**INSTRUCTIONS TO FOLLOW:** Copy each line containing the word "soit" from the records that follow, please.

Data entries:
+-------+
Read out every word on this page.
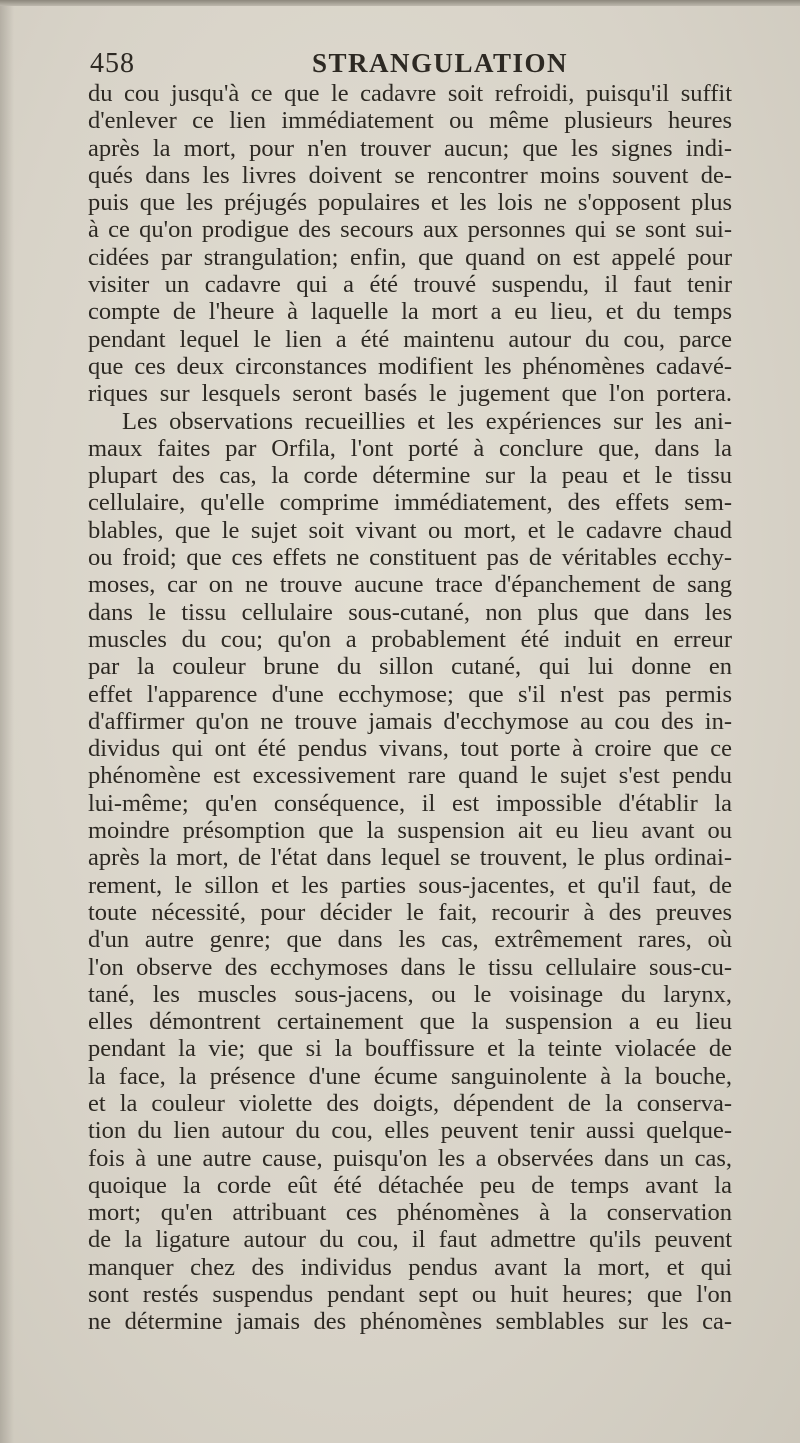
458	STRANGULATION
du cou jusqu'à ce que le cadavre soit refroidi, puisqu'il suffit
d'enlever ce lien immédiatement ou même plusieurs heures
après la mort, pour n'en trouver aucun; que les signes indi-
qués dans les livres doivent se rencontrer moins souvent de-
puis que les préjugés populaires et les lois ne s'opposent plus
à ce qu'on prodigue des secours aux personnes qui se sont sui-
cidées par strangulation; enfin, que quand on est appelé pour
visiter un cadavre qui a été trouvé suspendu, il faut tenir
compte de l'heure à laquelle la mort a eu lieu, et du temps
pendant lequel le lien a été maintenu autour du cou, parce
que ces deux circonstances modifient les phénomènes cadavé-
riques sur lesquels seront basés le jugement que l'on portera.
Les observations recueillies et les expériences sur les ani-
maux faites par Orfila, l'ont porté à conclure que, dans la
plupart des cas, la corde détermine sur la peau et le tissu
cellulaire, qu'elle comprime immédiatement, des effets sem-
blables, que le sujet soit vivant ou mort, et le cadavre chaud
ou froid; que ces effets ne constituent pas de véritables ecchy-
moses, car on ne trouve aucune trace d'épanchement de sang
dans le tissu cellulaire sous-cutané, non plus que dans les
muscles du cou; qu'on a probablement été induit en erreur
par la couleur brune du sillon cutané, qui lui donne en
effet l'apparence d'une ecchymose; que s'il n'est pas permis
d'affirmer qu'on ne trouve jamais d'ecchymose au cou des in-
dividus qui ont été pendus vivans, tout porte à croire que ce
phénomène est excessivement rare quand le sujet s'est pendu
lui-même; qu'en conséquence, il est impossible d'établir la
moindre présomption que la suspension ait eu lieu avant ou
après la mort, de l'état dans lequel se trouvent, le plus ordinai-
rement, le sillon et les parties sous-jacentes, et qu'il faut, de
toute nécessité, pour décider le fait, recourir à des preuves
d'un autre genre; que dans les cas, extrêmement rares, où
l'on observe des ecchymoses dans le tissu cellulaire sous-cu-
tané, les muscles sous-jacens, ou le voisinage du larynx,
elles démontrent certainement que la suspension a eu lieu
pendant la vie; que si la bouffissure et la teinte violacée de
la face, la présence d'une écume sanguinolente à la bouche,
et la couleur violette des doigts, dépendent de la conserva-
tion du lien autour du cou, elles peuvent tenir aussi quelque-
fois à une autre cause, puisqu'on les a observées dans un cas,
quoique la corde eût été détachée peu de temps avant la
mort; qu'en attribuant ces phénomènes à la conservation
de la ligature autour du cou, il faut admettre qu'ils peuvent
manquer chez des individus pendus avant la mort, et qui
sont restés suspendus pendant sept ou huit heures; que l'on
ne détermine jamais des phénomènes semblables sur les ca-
+-------+
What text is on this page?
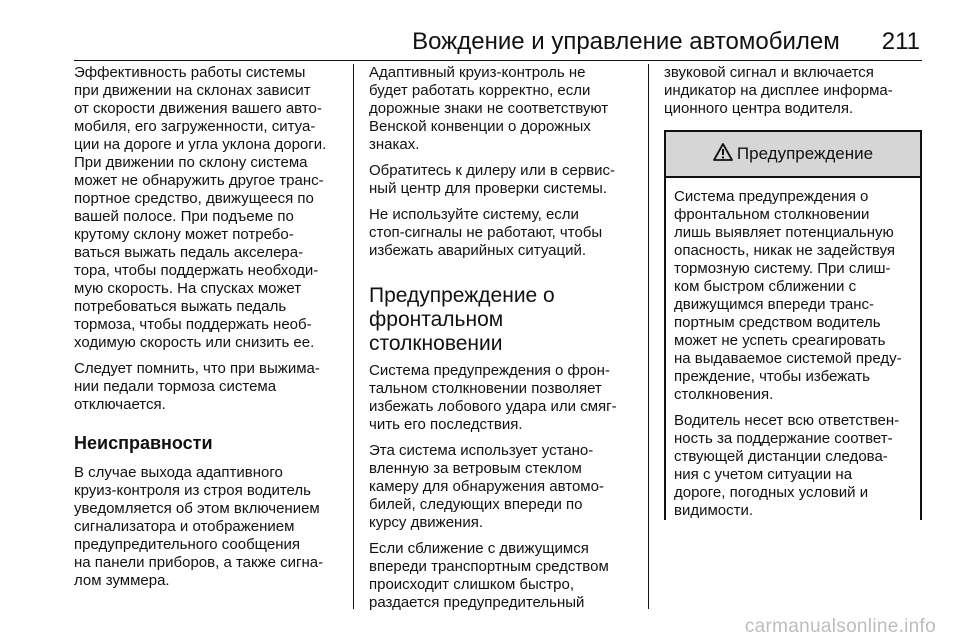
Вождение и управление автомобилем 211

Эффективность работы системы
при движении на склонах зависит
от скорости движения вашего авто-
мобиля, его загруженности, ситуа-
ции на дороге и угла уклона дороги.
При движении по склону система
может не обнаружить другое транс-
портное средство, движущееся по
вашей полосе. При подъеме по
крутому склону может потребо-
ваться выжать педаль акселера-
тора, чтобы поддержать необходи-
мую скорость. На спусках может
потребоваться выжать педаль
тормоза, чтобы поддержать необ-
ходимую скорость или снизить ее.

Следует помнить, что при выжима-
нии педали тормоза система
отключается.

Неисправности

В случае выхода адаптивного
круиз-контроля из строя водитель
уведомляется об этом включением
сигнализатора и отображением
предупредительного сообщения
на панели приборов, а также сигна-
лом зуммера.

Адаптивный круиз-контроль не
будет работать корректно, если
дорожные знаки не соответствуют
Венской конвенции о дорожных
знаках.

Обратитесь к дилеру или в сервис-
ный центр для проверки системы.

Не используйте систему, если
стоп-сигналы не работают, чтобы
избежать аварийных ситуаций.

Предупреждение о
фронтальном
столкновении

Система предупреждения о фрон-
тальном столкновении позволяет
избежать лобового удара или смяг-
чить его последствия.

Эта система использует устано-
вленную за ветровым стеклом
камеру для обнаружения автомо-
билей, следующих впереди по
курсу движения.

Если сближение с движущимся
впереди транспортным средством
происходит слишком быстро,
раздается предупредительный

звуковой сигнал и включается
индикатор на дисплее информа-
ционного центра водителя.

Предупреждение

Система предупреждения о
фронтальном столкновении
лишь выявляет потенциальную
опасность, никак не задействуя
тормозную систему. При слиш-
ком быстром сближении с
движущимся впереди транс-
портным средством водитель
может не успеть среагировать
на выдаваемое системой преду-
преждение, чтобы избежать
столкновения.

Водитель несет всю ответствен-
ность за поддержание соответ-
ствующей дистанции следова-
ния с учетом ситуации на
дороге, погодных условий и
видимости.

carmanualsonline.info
+-------+
**RESULT FOR THIS EXERCISE:**
du cou jusqu'à ce que le cadavre soit refroidi, puisqu'il suffit
blables, que le sujet soit vivant ou mort, et le cadavre chaud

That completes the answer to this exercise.